- RAW DATA:

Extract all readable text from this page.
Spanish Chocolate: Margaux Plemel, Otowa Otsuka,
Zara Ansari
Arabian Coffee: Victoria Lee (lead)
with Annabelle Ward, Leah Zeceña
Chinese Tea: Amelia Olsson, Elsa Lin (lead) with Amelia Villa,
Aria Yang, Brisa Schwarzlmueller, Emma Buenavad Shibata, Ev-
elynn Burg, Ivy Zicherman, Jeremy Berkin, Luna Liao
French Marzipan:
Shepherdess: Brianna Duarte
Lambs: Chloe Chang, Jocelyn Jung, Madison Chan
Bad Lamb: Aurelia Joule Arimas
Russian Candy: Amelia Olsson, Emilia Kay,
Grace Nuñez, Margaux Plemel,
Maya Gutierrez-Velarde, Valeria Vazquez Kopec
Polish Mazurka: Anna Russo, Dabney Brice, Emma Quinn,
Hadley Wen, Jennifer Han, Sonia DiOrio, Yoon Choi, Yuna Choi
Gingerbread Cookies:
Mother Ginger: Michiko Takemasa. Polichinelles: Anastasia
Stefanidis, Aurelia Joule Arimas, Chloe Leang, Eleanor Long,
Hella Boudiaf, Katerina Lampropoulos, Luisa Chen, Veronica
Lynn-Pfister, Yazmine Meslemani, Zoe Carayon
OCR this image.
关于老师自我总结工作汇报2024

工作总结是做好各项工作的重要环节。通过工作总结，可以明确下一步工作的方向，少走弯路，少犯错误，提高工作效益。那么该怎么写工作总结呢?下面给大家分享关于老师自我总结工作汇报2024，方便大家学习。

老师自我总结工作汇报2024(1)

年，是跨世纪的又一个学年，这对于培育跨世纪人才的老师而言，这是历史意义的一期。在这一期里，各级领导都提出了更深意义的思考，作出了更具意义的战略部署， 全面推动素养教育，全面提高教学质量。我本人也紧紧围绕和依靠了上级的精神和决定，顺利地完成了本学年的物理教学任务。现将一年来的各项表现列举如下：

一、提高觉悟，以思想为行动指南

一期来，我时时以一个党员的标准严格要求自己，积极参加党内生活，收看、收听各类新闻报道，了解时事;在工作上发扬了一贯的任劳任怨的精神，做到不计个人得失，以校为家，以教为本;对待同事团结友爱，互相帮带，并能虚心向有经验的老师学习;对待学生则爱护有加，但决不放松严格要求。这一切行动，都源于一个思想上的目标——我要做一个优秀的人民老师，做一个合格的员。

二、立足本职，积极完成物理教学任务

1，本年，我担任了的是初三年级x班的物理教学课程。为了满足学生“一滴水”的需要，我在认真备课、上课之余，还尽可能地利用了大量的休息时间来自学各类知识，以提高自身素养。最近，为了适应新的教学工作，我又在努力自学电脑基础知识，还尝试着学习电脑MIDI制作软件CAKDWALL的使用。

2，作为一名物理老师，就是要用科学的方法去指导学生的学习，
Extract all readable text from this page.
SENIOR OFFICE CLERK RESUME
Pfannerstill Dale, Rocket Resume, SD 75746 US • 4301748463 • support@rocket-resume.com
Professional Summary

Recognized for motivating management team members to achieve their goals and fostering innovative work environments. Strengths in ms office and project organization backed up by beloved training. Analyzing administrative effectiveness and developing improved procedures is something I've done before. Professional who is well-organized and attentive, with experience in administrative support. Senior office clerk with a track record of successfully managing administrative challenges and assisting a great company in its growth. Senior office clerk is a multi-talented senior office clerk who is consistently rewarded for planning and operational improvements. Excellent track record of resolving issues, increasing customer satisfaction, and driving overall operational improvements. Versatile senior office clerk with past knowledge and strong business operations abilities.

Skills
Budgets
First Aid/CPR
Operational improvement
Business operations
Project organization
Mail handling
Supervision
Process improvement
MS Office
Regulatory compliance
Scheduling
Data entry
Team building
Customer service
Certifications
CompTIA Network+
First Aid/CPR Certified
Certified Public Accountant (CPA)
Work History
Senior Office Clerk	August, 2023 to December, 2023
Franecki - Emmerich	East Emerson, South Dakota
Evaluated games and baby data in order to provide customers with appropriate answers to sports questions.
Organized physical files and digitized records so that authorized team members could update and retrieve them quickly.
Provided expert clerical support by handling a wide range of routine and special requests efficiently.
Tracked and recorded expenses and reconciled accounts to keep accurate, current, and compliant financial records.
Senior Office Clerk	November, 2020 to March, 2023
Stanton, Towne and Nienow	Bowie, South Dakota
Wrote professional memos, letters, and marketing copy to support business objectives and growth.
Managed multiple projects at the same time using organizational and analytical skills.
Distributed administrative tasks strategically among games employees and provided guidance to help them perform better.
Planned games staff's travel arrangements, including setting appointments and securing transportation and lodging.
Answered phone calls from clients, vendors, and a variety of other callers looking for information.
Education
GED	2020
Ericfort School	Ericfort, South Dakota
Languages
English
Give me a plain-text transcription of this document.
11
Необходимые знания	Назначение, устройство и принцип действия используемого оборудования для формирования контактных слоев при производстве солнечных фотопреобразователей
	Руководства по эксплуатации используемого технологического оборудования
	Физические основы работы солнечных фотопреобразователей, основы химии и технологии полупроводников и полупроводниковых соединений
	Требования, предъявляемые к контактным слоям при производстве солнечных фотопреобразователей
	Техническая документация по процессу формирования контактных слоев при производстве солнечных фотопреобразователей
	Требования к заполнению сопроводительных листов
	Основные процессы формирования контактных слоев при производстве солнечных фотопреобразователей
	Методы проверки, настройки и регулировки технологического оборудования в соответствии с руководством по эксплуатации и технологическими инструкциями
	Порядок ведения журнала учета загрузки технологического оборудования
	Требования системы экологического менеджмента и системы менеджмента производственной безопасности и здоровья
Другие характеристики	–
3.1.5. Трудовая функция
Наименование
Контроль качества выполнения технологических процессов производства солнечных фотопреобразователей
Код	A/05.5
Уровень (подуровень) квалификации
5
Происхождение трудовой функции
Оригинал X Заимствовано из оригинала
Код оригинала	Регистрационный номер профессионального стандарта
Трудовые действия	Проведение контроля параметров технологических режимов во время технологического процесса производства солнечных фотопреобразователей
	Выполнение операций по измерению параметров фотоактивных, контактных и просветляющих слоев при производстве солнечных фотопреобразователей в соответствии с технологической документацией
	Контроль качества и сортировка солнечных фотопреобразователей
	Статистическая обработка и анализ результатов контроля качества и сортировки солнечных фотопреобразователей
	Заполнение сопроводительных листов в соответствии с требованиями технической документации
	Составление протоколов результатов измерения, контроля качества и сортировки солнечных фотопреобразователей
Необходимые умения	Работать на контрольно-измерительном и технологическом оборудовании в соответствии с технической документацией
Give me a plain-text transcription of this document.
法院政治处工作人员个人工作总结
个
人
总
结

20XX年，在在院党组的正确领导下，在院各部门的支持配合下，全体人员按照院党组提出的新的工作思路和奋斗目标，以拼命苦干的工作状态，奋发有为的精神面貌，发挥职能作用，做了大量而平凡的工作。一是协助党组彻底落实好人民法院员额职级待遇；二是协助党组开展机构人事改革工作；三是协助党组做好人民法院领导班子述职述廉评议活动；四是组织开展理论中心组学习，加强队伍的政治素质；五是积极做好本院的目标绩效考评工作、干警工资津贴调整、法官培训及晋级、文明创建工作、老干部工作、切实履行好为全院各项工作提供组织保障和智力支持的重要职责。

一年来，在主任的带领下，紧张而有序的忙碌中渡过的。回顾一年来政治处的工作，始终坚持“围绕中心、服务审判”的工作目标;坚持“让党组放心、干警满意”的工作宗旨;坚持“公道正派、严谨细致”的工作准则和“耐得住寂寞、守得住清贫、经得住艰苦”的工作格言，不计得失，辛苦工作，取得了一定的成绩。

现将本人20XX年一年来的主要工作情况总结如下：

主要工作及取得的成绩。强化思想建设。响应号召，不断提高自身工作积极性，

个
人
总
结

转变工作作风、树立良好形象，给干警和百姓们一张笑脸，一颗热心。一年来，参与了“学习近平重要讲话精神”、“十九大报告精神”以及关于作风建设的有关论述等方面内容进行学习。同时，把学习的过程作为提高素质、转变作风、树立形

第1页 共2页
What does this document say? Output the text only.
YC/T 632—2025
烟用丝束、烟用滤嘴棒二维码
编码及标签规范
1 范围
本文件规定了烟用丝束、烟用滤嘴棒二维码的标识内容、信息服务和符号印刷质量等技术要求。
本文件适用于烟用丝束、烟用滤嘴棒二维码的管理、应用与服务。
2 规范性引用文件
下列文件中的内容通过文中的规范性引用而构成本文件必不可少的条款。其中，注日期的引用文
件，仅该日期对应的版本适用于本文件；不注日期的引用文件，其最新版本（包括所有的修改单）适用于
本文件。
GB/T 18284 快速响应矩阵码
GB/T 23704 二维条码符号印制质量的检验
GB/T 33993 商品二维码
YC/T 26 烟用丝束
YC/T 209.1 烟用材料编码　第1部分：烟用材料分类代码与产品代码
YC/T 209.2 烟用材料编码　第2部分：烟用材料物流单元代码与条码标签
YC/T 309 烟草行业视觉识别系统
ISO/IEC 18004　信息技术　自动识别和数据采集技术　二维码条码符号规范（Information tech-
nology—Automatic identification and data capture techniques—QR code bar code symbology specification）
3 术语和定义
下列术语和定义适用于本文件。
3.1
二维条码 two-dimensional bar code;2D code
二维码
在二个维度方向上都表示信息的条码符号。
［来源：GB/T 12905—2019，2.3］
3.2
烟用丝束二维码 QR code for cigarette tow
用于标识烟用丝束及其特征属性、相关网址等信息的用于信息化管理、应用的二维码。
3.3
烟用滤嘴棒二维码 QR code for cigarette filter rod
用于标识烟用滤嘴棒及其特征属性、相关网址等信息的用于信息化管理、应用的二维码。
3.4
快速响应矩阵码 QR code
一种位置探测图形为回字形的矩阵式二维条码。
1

- TASK DESCRIPTION: Count the lines of these entries that hold the string "相关网址等信息的用于信息化管理", and give only that number.

- REPLY TO THE TASK: 2